(Collection entries)
--- START ---
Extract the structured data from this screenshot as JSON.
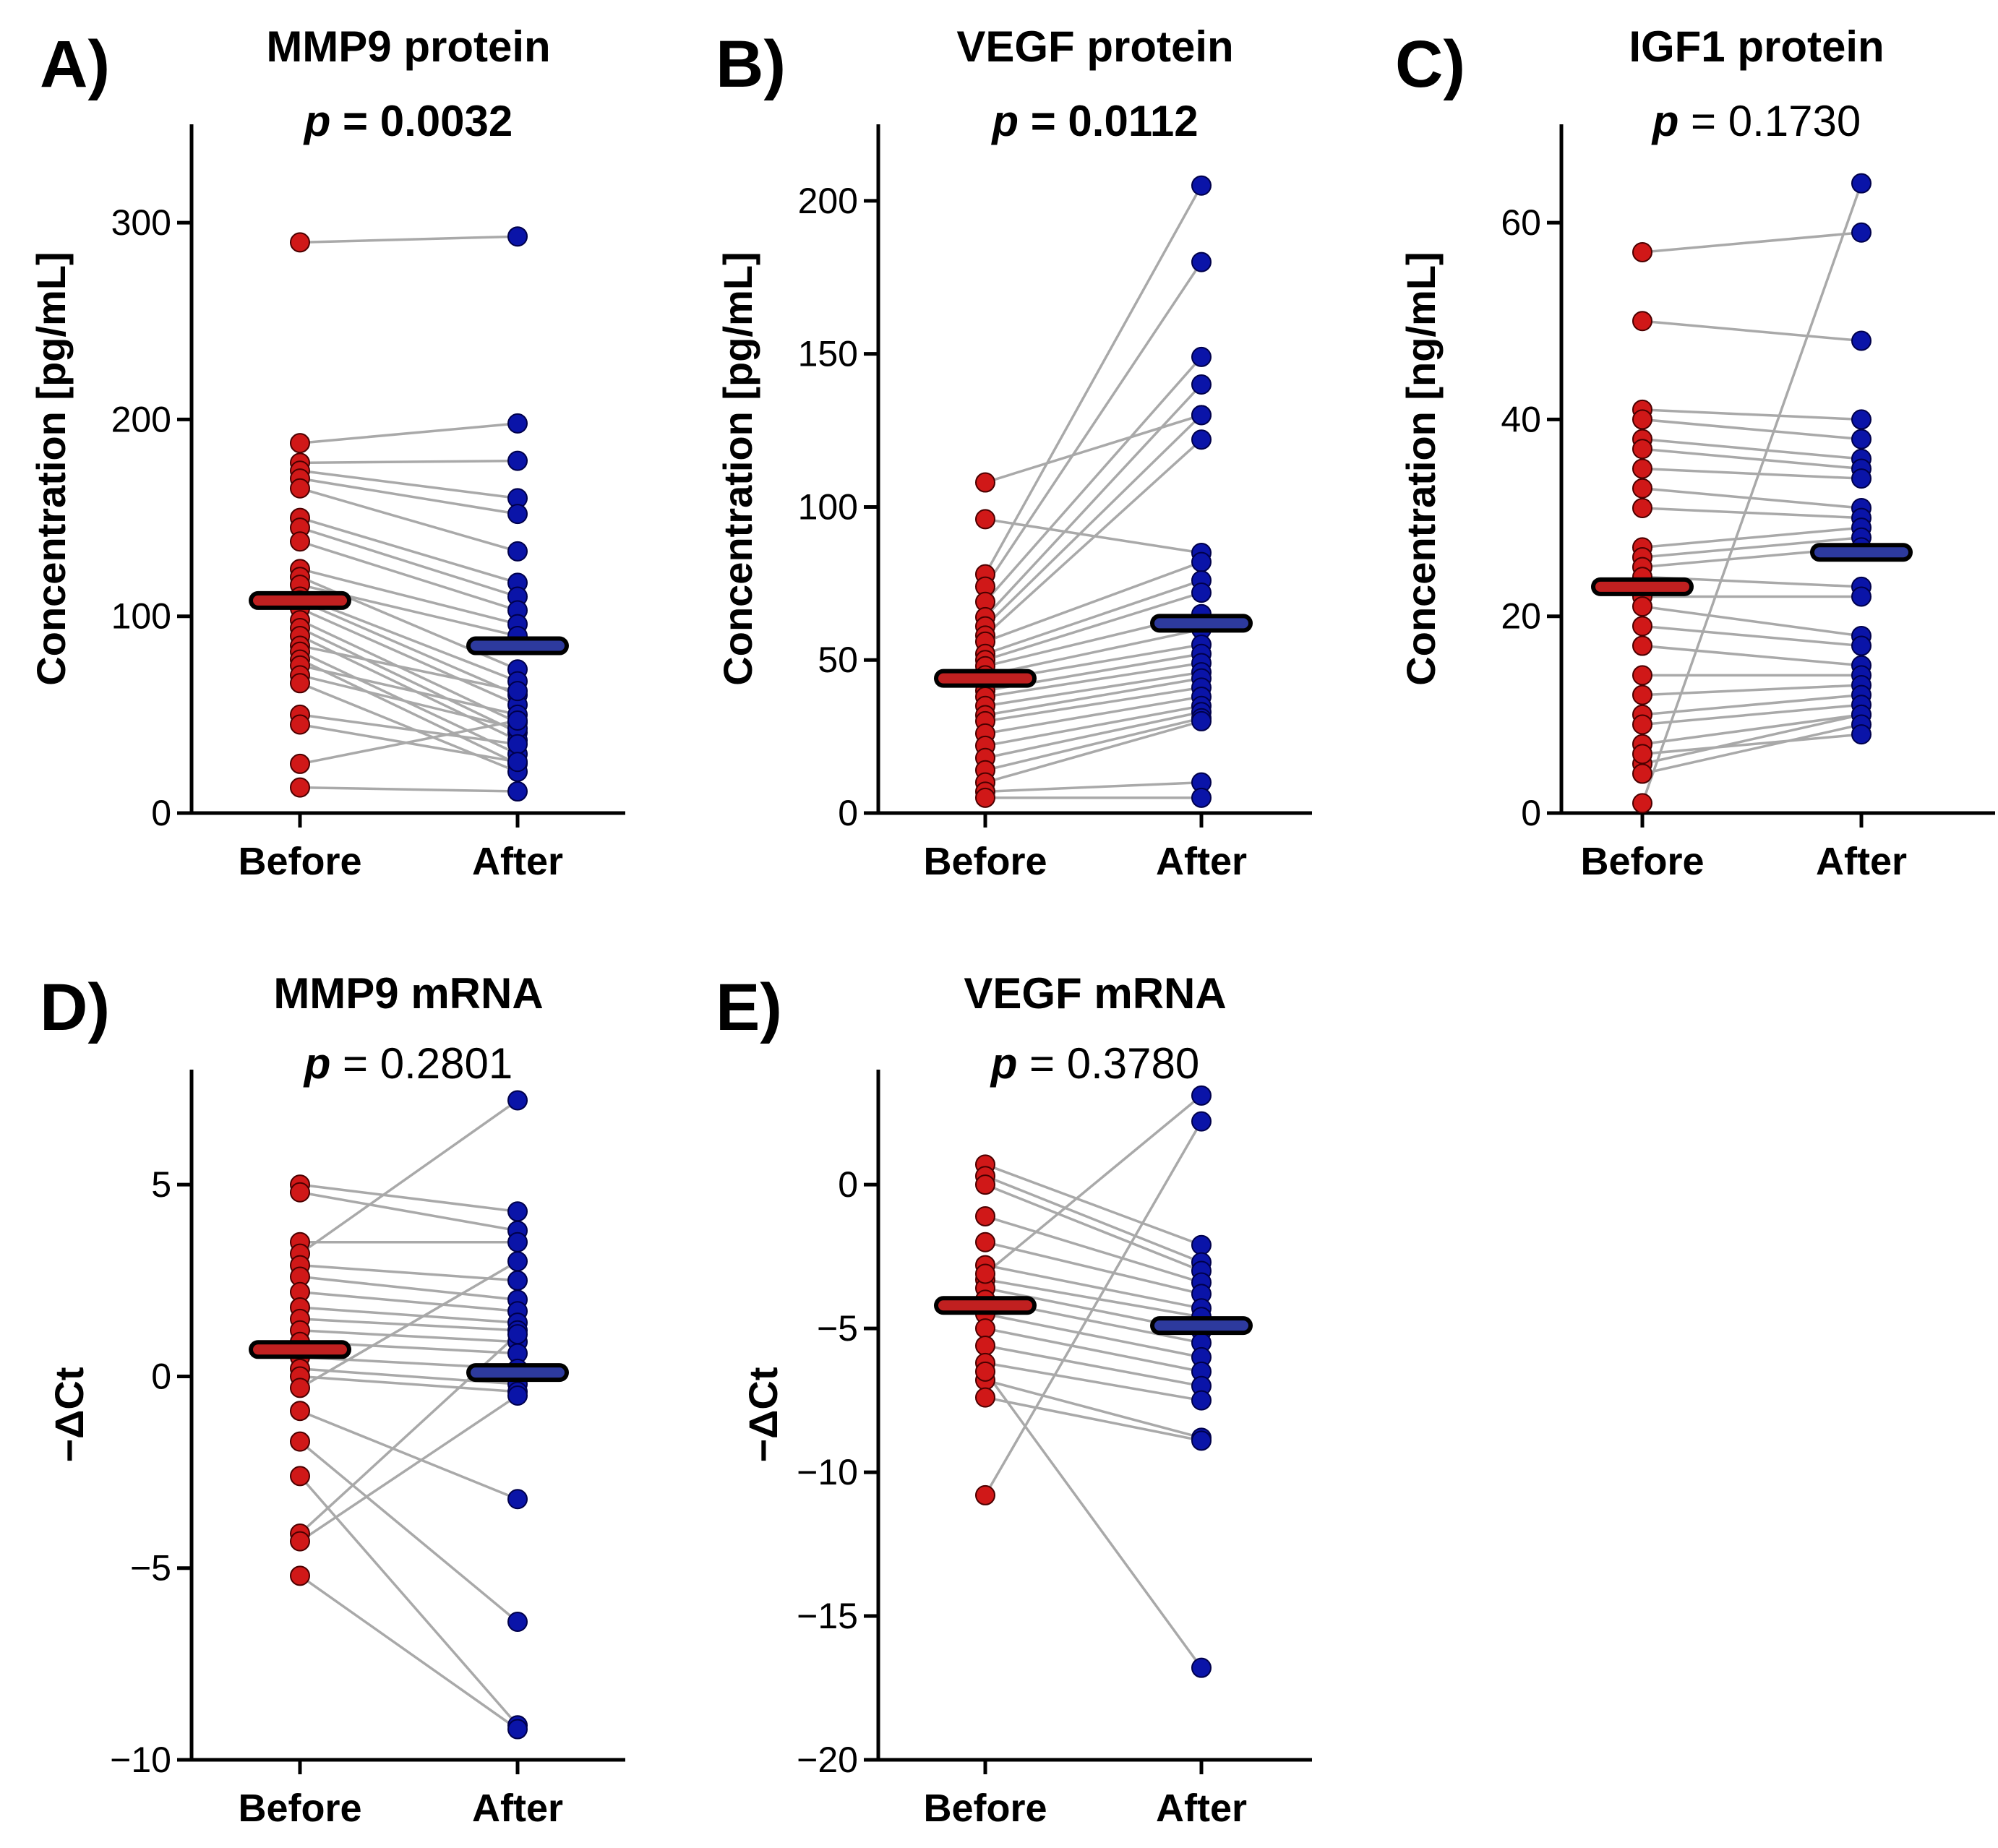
{
  "colors": {
    "before": "#d01818",
    "after": "#0a14a8",
    "before_mean": "#c02020",
    "after_mean": "#2d3a9e",
    "connector": "#a9a9a9",
    "axis": "#000000"
  },
  "chart_data": [
    {
      "id": "A",
      "type": "scatter",
      "panel_label": "A)",
      "title": "MMP9 protein",
      "p_prefix": "p",
      "p_text": " = 0.0032",
      "p_significant": true,
      "ylabel": "Concentration [pg/mL]",
      "ylim": [
        0,
        350
      ],
      "yticks": [
        0,
        100,
        200,
        300
      ],
      "ytick_labels": [
        "0",
        "100",
        "200",
        "300"
      ],
      "categories": [
        "Before",
        "After"
      ],
      "mean_before": 108,
      "mean_after": 85,
      "pairs": [
        [
          290,
          293
        ],
        [
          188,
          198
        ],
        [
          178,
          179
        ],
        [
          174,
          160
        ],
        [
          170,
          152
        ],
        [
          165,
          133
        ],
        [
          150,
          117
        ],
        [
          145,
          110
        ],
        [
          138,
          103
        ],
        [
          124,
          96
        ],
        [
          120,
          73
        ],
        [
          116,
          90
        ],
        [
          110,
          67
        ],
        [
          108,
          60
        ],
        [
          104,
          55
        ],
        [
          98,
          46
        ],
        [
          94,
          41
        ],
        [
          90,
          37
        ],
        [
          85,
          62
        ],
        [
          82,
          30
        ],
        [
          78,
          25
        ],
        [
          75,
          50
        ],
        [
          70,
          43
        ],
        [
          66,
          21
        ],
        [
          50,
          35
        ],
        [
          45,
          26
        ],
        [
          25,
          47
        ],
        [
          13,
          11
        ]
      ]
    },
    {
      "id": "B",
      "type": "scatter",
      "panel_label": "B)",
      "title": "VEGF protein",
      "p_prefix": "p",
      "p_text": " = 0.0112",
      "p_significant": true,
      "ylabel": "Concentration [pg/mL]",
      "ylim": [
        0,
        225
      ],
      "yticks": [
        0,
        50,
        100,
        150,
        200
      ],
      "ytick_labels": [
        "0",
        "50",
        "100",
        "150",
        "200"
      ],
      "categories": [
        "Before",
        "After"
      ],
      "mean_before": 44,
      "mean_after": 62,
      "pairs": [
        [
          108,
          130
        ],
        [
          96,
          85
        ],
        [
          78,
          205
        ],
        [
          74,
          180
        ],
        [
          69,
          149
        ],
        [
          64,
          140
        ],
        [
          61,
          130
        ],
        [
          58,
          122
        ],
        [
          56,
          82
        ],
        [
          52,
          76
        ],
        [
          50,
          72
        ],
        [
          48,
          65
        ],
        [
          45,
          60
        ],
        [
          43,
          55
        ],
        [
          40,
          52
        ],
        [
          38,
          49
        ],
        [
          35,
          46
        ],
        [
          32,
          44
        ],
        [
          30,
          41
        ],
        [
          26,
          38
        ],
        [
          22,
          35
        ],
        [
          18,
          33
        ],
        [
          14,
          31
        ],
        [
          10,
          30
        ],
        [
          7,
          10
        ],
        [
          5,
          5
        ]
      ]
    },
    {
      "id": "C",
      "type": "scatter",
      "panel_label": "C)",
      "title": "IGF1 protein",
      "p_prefix": "p",
      "p_text": " = 0.1730",
      "p_significant": false,
      "ylabel": "Concentration [ng/mL]",
      "ylim": [
        0,
        70
      ],
      "yticks": [
        0,
        20,
        40,
        60
      ],
      "ytick_labels": [
        "0",
        "20",
        "40",
        "60"
      ],
      "categories": [
        "Before",
        "After"
      ],
      "mean_before": 23,
      "mean_after": 26.5,
      "pairs": [
        [
          57,
          59
        ],
        [
          50,
          48
        ],
        [
          41,
          40
        ],
        [
          40,
          38
        ],
        [
          38,
          36
        ],
        [
          37,
          35
        ],
        [
          35,
          34
        ],
        [
          33,
          31
        ],
        [
          31,
          30
        ],
        [
          27,
          29
        ],
        [
          26,
          28
        ],
        [
          25,
          27
        ],
        [
          24,
          23
        ],
        [
          22,
          22
        ],
        [
          21,
          18
        ],
        [
          19,
          17
        ],
        [
          17,
          15
        ],
        [
          14,
          14
        ],
        [
          12,
          13
        ],
        [
          10,
          12
        ],
        [
          9,
          11
        ],
        [
          7,
          10
        ],
        [
          5,
          10
        ],
        [
          4,
          9
        ],
        [
          1,
          64
        ],
        [
          6,
          8
        ]
      ]
    },
    {
      "id": "D",
      "type": "scatter",
      "panel_label": "D)",
      "title": "MMP9 mRNA",
      "p_prefix": "p",
      "p_text": " = 0.2801",
      "p_significant": false,
      "ylabel": "−ΔCt",
      "ylim": [
        -10,
        8
      ],
      "yticks": [
        -10,
        -5,
        0,
        5
      ],
      "ytick_labels": [
        "−10",
        "−5",
        "0",
        "5"
      ],
      "categories": [
        "Before",
        "After"
      ],
      "mean_before": 0.7,
      "mean_after": 0.1,
      "pairs": [
        [
          5.0,
          4.3
        ],
        [
          4.8,
          3.8
        ],
        [
          3.5,
          3.5
        ],
        [
          3.2,
          7.2
        ],
        [
          2.9,
          2.5
        ],
        [
          2.6,
          2.0
        ],
        [
          2.2,
          1.7
        ],
        [
          1.8,
          1.4
        ],
        [
          1.5,
          1.2
        ],
        [
          1.2,
          0.9
        ],
        [
          0.9,
          0.6
        ],
        [
          0.5,
          0.2
        ],
        [
          0.2,
          -0.2
        ],
        [
          0.0,
          -0.4
        ],
        [
          -0.3,
          3.0
        ],
        [
          -0.9,
          -3.2
        ],
        [
          -1.7,
          -6.4
        ],
        [
          -2.6,
          -9.1
        ],
        [
          -4.1,
          1.1
        ],
        [
          -4.3,
          -0.5
        ],
        [
          -5.2,
          -9.2
        ]
      ]
    },
    {
      "id": "E",
      "type": "scatter",
      "panel_label": "E)",
      "title": "VEGF mRNA",
      "p_prefix": "p",
      "p_text": " = 0.3780",
      "p_significant": false,
      "ylabel": "−ΔCt",
      "ylim": [
        -20,
        4
      ],
      "yticks": [
        -20,
        -15,
        -10,
        -5,
        0
      ],
      "ytick_labels": [
        "−20",
        "−15",
        "−10",
        "−5",
        "0"
      ],
      "categories": [
        "Before",
        "After"
      ],
      "mean_before": -4.2,
      "mean_after": -4.9,
      "pairs": [
        [
          0.7,
          -2.1
        ],
        [
          0.3,
          -2.7
        ],
        [
          0.0,
          -3.0
        ],
        [
          -1.1,
          -3.4
        ],
        [
          -2.0,
          -3.8
        ],
        [
          -2.8,
          -4.3
        ],
        [
          -3.3,
          -4.6
        ],
        [
          -3.6,
          -5.1
        ],
        [
          -4.0,
          -5.5
        ],
        [
          -4.5,
          -6.0
        ],
        [
          -5.0,
          -6.5
        ],
        [
          -5.6,
          -7.0
        ],
        [
          -6.2,
          -7.5
        ],
        [
          -6.8,
          -8.8
        ],
        [
          -7.4,
          -8.9
        ],
        [
          -6.5,
          -16.8
        ],
        [
          -10.8,
          2.2
        ],
        [
          -3.1,
          3.1
        ]
      ]
    }
  ]
}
--- END ---
EXERCISE REQUIREMENTS: Return each line of the data, keeping its wording exact and omitting pictures.

SOLUTION:
Extract the structured data from this screenshot as JSON.
{
  "colors": {
    "before": "#d01818",
    "after": "#0a14a8",
    "before_mean": "#c02020",
    "after_mean": "#2d3a9e",
    "connector": "#a9a9a9",
    "axis": "#000000"
  },
  "chart_data": [
    {
      "id": "A",
      "type": "scatter",
      "panel_label": "A)",
      "title": "MMP9 protein",
      "p_prefix": "p",
      "p_text": " = 0.0032",
      "p_significant": true,
      "ylabel": "Concentration [pg/mL]",
      "ylim": [
        0,
        350
      ],
      "yticks": [
        0,
        100,
        200,
        300
      ],
      "ytick_labels": [
        "0",
        "100",
        "200",
        "300"
      ],
      "categories": [
        "Before",
        "After"
      ],
      "mean_before": 108,
      "mean_after": 85,
      "pairs": [
        [
          290,
          293
        ],
        [
          188,
          198
        ],
        [
          178,
          179
        ],
        [
          174,
          160
        ],
        [
          170,
          152
        ],
        [
          165,
          133
        ],
        [
          150,
          117
        ],
        [
          145,
          110
        ],
        [
          138,
          103
        ],
        [
          124,
          96
        ],
        [
          120,
          73
        ],
        [
          116,
          90
        ],
        [
          110,
          67
        ],
        [
          108,
          60
        ],
        [
          104,
          55
        ],
        [
          98,
          46
        ],
        [
          94,
          41
        ],
        [
          90,
          37
        ],
        [
          85,
          62
        ],
        [
          82,
          30
        ],
        [
          78,
          25
        ],
        [
          75,
          50
        ],
        [
          70,
          43
        ],
        [
          66,
          21
        ],
        [
          50,
          35
        ],
        [
          45,
          26
        ],
        [
          25,
          47
        ],
        [
          13,
          11
        ]
      ]
    },
    {
      "id": "B",
      "type": "scatter",
      "panel_label": "B)",
      "title": "VEGF protein",
      "p_prefix": "p",
      "p_text": " = 0.0112",
      "p_significant": true,
      "ylabel": "Concentration [pg/mL]",
      "ylim": [
        0,
        225
      ],
      "yticks": [
        0,
        50,
        100,
        150,
        200
      ],
      "ytick_labels": [
        "0",
        "50",
        "100",
        "150",
        "200"
      ],
      "categories": [
        "Before",
        "After"
      ],
      "mean_before": 44,
      "mean_after": 62,
      "pairs": [
        [
          108,
          130
        ],
        [
          96,
          85
        ],
        [
          78,
          205
        ],
        [
          74,
          180
        ],
        [
          69,
          149
        ],
        [
          64,
          140
        ],
        [
          61,
          130
        ],
        [
          58,
          122
        ],
        [
          56,
          82
        ],
        [
          52,
          76
        ],
        [
          50,
          72
        ],
        [
          48,
          65
        ],
        [
          45,
          60
        ],
        [
          43,
          55
        ],
        [
          40,
          52
        ],
        [
          38,
          49
        ],
        [
          35,
          46
        ],
        [
          32,
          44
        ],
        [
          30,
          41
        ],
        [
          26,
          38
        ],
        [
          22,
          35
        ],
        [
          18,
          33
        ],
        [
          14,
          31
        ],
        [
          10,
          30
        ],
        [
          7,
          10
        ],
        [
          5,
          5
        ]
      ]
    },
    {
      "id": "C",
      "type": "scatter",
      "panel_label": "C)",
      "title": "IGF1 protein",
      "p_prefix": "p",
      "p_text": " = 0.1730",
      "p_significant": false,
      "ylabel": "Concentration [ng/mL]",
      "ylim": [
        0,
        70
      ],
      "yticks": [
        0,
        20,
        40,
        60
      ],
      "ytick_labels": [
        "0",
        "20",
        "40",
        "60"
      ],
      "categories": [
        "Before",
        "After"
      ],
      "mean_before": 23,
      "mean_after": 26.5,
      "pairs": [
        [
          57,
          59
        ],
        [
          50,
          48
        ],
        [
          41,
          40
        ],
        [
          40,
          38
        ],
        [
          38,
          36
        ],
        [
          37,
          35
        ],
        [
          35,
          34
        ],
        [
          33,
          31
        ],
        [
          31,
          30
        ],
        [
          27,
          29
        ],
        [
          26,
          28
        ],
        [
          25,
          27
        ],
        [
          24,
          23
        ],
        [
          22,
          22
        ],
        [
          21,
          18
        ],
        [
          19,
          17
        ],
        [
          17,
          15
        ],
        [
          14,
          14
        ],
        [
          12,
          13
        ],
        [
          10,
          12
        ],
        [
          9,
          11
        ],
        [
          7,
          10
        ],
        [
          5,
          10
        ],
        [
          4,
          9
        ],
        [
          1,
          64
        ],
        [
          6,
          8
        ]
      ]
    },
    {
      "id": "D",
      "type": "scatter",
      "panel_label": "D)",
      "title": "MMP9 mRNA",
      "p_prefix": "p",
      "p_text": " = 0.2801",
      "p_significant": false,
      "ylabel": "−ΔCt",
      "ylim": [
        -10,
        8
      ],
      "yticks": [
        -10,
        -5,
        0,
        5
      ],
      "ytick_labels": [
        "−10",
        "−5",
        "0",
        "5"
      ],
      "categories": [
        "Before",
        "After"
      ],
      "mean_before": 0.7,
      "mean_after": 0.1,
      "pairs": [
        [
          5.0,
          4.3
        ],
        [
          4.8,
          3.8
        ],
        [
          3.5,
          3.5
        ],
        [
          3.2,
          7.2
        ],
        [
          2.9,
          2.5
        ],
        [
          2.6,
          2.0
        ],
        [
          2.2,
          1.7
        ],
        [
          1.8,
          1.4
        ],
        [
          1.5,
          1.2
        ],
        [
          1.2,
          0.9
        ],
        [
          0.9,
          0.6
        ],
        [
          0.5,
          0.2
        ],
        [
          0.2,
          -0.2
        ],
        [
          0.0,
          -0.4
        ],
        [
          -0.3,
          3.0
        ],
        [
          -0.9,
          -3.2
        ],
        [
          -1.7,
          -6.4
        ],
        [
          -2.6,
          -9.1
        ],
        [
          -4.1,
          1.1
        ],
        [
          -4.3,
          -0.5
        ],
        [
          -5.2,
          -9.2
        ]
      ]
    },
    {
      "id": "E",
      "type": "scatter",
      "panel_label": "E)",
      "title": "VEGF mRNA",
      "p_prefix": "p",
      "p_text": " = 0.3780",
      "p_significant": false,
      "ylabel": "−ΔCt",
      "ylim": [
        -20,
        4
      ],
      "yticks": [
        -20,
        -15,
        -10,
        -5,
        0
      ],
      "ytick_labels": [
        "−20",
        "−15",
        "−10",
        "−5",
        "0"
      ],
      "categories": [
        "Before",
        "After"
      ],
      "mean_before": -4.2,
      "mean_after": -4.9,
      "pairs": [
        [
          0.7,
          -2.1
        ],
        [
          0.3,
          -2.7
        ],
        [
          0.0,
          -3.0
        ],
        [
          -1.1,
          -3.4
        ],
        [
          -2.0,
          -3.8
        ],
        [
          -2.8,
          -4.3
        ],
        [
          -3.3,
          -4.6
        ],
        [
          -3.6,
          -5.1
        ],
        [
          -4.0,
          -5.5
        ],
        [
          -4.5,
          -6.0
        ],
        [
          -5.0,
          -6.5
        ],
        [
          -5.6,
          -7.0
        ],
        [
          -6.2,
          -7.5
        ],
        [
          -6.8,
          -8.8
        ],
        [
          -7.4,
          -8.9
        ],
        [
          -6.5,
          -16.8
        ],
        [
          -10.8,
          2.2
        ],
        [
          -3.1,
          3.1
        ]
      ]
    }
  ]
}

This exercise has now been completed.